▶ [TESTO FORNITO]:
————

Sul futuro partito democratico

Trasmissione L’Infedele condotta da Gad Lerner.
Si tratta del costituendo partito Democratico. Partecipano Fabio Mussi, Michele Salvati e Antonio Bassolino, oltre ad altri personaggi (Flaminia Saccà, Ivana Bartoletti, Gabriella Ercolini, Stefano Fascina e Fabrizio Rondolino: tutti appartenenti o provenienti dai DS). E’ presente anche l’editorialista e vicedirettore del Corriere della Sera Pierluigi Battista.
Appare netta la contrapposizione fra Mussi da una parte e Bassolino e Salvati dall’altra.

Mussi non vuole il partito Democratico sostanzialmente perché verrebbe annullato ogni riferimento alla cultura socialista di cui è storicamente portatore. Non sarebbe neppure scontato l’inserimento nel gruppo parlamentare del Partito Socialista Europeo. Mussi ritiene un errore l’abbandono di una identità che è stata punto di riferimento culturale e di valori di molta gente.

La posizione di Salvati e di chi vuole il Partito Democratico si basa sulla necessità di costruire un soggetto politico più forte di quelli attualmente sulla scena. Il PDS ha solo il 17% dei voti; la Margherita meno ancora. Le ultime elezioni hanno dimostrato che la fusione dei due partiti alla Camera ha aumentato il successo elettorale che è andato oltre la somma dei due partiti. In un regime bipolare occorre che il confronto elettorale sia fra partiti di grandi dimensioni (almeno attorno al 30%), come avviene negli altri stati europei.

————

▶ [RIGHE DEL DATASET]:

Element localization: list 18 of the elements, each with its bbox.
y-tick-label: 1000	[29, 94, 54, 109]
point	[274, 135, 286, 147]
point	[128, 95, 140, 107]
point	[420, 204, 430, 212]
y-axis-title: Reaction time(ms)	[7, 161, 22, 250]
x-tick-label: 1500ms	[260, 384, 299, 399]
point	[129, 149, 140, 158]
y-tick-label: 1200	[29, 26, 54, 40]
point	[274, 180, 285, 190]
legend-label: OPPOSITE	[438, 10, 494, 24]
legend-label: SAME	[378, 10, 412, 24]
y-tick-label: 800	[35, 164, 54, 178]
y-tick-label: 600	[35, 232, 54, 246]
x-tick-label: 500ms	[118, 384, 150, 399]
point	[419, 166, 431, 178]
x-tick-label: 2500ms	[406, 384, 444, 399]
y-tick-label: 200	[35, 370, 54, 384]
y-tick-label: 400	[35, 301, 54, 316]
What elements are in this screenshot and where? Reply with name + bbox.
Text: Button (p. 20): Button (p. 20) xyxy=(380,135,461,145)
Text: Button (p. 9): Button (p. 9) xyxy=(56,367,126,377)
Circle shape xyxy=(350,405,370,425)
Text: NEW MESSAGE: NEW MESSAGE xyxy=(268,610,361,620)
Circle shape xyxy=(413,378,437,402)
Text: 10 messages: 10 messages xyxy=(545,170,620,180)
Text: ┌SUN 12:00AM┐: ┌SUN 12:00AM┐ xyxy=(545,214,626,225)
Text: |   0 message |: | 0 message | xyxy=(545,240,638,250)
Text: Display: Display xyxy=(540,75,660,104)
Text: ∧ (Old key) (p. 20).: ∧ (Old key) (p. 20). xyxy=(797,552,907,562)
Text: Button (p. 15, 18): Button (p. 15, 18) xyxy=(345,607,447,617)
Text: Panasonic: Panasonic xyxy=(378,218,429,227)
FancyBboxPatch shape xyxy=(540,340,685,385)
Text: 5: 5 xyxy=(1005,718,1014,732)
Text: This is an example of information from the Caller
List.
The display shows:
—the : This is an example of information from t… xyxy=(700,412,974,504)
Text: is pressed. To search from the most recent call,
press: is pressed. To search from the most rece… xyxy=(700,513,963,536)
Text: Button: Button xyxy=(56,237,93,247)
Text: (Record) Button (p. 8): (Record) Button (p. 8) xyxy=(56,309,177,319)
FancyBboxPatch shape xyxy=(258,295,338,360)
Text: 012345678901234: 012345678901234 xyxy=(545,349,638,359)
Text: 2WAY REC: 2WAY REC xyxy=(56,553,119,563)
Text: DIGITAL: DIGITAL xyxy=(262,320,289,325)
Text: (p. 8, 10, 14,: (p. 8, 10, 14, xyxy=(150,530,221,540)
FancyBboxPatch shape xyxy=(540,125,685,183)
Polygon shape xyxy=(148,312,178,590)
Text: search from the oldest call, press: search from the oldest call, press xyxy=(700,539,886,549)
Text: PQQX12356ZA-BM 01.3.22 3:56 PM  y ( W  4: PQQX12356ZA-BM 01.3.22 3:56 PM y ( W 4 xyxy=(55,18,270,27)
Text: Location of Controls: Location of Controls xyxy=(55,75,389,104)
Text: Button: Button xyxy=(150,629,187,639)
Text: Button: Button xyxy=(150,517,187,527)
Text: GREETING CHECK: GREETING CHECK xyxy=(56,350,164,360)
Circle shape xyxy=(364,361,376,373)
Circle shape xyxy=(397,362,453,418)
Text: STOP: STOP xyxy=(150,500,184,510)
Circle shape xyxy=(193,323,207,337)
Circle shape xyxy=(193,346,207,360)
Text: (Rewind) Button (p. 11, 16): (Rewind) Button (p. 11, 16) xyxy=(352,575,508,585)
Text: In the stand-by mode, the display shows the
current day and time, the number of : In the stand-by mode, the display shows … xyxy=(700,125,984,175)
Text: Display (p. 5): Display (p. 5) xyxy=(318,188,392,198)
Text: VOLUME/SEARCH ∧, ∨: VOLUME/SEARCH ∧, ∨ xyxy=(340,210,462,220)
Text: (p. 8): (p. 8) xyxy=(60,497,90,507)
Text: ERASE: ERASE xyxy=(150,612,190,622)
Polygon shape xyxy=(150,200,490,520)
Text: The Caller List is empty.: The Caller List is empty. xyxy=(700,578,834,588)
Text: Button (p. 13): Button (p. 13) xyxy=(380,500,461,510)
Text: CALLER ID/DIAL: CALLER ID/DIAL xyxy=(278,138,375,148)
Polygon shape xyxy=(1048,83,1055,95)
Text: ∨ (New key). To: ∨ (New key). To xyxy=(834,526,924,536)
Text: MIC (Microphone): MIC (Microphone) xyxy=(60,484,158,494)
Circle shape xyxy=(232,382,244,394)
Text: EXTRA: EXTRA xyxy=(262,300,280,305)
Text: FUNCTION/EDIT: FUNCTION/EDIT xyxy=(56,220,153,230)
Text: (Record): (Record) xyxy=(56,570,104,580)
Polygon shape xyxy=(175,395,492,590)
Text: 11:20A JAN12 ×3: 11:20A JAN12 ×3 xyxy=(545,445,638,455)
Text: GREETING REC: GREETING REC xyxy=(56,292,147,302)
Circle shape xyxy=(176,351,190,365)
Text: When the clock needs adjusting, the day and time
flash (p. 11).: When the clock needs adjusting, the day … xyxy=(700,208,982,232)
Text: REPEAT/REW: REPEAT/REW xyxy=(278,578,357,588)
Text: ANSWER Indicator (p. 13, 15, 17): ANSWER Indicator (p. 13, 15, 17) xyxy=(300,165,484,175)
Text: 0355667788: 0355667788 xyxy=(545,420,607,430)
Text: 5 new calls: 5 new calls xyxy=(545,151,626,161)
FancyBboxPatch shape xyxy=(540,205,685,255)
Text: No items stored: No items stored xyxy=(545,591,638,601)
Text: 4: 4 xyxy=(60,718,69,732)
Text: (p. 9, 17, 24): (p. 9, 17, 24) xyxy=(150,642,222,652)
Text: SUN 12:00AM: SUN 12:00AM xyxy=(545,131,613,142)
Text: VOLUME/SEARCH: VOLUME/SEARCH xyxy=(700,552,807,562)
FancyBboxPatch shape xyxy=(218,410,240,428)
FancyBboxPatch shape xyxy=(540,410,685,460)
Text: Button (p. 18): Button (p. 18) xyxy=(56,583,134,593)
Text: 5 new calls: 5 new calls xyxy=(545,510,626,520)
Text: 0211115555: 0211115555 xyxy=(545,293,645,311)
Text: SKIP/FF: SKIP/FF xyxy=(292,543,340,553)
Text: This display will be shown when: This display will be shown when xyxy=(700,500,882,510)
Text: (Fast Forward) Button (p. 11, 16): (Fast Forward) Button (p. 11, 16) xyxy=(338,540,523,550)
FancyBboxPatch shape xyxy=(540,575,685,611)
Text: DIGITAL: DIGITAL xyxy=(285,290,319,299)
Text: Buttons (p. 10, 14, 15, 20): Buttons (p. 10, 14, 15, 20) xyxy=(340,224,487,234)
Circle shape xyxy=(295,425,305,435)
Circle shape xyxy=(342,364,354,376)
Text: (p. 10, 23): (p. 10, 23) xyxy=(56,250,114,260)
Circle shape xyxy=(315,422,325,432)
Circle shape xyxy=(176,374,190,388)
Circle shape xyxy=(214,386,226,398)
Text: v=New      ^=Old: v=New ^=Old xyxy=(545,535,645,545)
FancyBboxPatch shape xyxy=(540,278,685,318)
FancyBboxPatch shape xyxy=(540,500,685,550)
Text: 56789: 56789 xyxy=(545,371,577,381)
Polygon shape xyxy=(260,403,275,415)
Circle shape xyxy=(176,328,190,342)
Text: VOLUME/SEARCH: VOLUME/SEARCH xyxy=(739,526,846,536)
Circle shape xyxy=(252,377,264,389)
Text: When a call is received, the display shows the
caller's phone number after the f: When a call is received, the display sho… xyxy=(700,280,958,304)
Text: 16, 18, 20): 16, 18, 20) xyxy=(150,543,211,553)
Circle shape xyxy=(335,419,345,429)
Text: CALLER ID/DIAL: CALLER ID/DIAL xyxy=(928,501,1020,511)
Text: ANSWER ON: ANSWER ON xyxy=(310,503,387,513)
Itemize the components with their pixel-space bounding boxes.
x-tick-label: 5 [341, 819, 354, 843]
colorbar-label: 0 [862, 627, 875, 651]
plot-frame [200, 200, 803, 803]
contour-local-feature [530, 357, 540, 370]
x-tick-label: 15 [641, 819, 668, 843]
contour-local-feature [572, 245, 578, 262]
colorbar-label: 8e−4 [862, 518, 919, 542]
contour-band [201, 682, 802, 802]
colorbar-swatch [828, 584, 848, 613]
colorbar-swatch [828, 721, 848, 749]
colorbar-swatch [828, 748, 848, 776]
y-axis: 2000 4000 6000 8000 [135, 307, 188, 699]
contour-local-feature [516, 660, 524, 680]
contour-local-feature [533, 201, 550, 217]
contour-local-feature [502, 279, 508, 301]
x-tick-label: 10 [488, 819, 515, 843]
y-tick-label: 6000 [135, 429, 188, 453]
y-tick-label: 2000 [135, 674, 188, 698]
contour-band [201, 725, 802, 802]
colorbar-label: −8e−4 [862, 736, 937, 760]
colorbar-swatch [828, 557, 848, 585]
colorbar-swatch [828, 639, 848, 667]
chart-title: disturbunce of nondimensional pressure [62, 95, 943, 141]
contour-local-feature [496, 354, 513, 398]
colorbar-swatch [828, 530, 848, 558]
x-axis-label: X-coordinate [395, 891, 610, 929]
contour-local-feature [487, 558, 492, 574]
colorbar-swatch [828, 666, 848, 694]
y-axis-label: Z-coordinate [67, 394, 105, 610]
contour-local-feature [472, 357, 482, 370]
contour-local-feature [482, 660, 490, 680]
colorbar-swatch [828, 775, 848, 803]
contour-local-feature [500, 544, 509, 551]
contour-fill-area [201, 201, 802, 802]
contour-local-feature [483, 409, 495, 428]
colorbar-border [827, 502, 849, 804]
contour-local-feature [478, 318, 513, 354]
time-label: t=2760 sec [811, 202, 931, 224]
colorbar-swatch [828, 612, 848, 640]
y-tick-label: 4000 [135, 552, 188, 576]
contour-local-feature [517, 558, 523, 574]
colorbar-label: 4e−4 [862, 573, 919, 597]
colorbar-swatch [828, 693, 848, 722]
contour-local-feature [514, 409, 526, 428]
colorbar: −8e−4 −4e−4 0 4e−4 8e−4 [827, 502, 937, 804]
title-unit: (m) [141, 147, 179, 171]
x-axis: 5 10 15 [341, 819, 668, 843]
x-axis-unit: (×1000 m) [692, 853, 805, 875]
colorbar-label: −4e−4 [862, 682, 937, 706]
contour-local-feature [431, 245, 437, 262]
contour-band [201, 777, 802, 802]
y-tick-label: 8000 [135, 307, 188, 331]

————

▶ [COMPITI DA SVOLGERE]:
(1) Cita dal testo sul futuro partito democratico il passo che comincia con "Sul futuro partito" e prosegue fino a "Sera Pierluigi Battista.".
(2) Rispondi a queste domande sul testo sul futuro partito democratico:
(a) Chi conduce la trasmissione L'Infedele?
(b) Quale percentuale di voti ha il PDS?
(c) Di quale giornale Pierluigi Battista è editorialista e vicedirettore?
Le righe non servono per svolgere il lavoro.

▶ [RISPOSTE AI COMPITI]:
(1)
Sul futuro partito democratico

Trasmissione L’Infedele condotta da Gad Lerner.
Si tratta del costituendo partito Democratico. Partecipano Fabio Mussi, Michele Salvati e Antonio Bassolino, oltre ad altri personaggi (Flaminia Saccà, Ivana Bartoletti, Gabriella Ercolini, Stefano Fascina e Fabrizio Rondolino: tutti appartenenti o provenienti dai DS). E’ presente anche l’editorialista e vicedirettore del Corriere della Sera Pierluigi Battista.

(2)
(a) Gad Lerner.
(b) Il 17%.
(c) Del Corriere della Sera.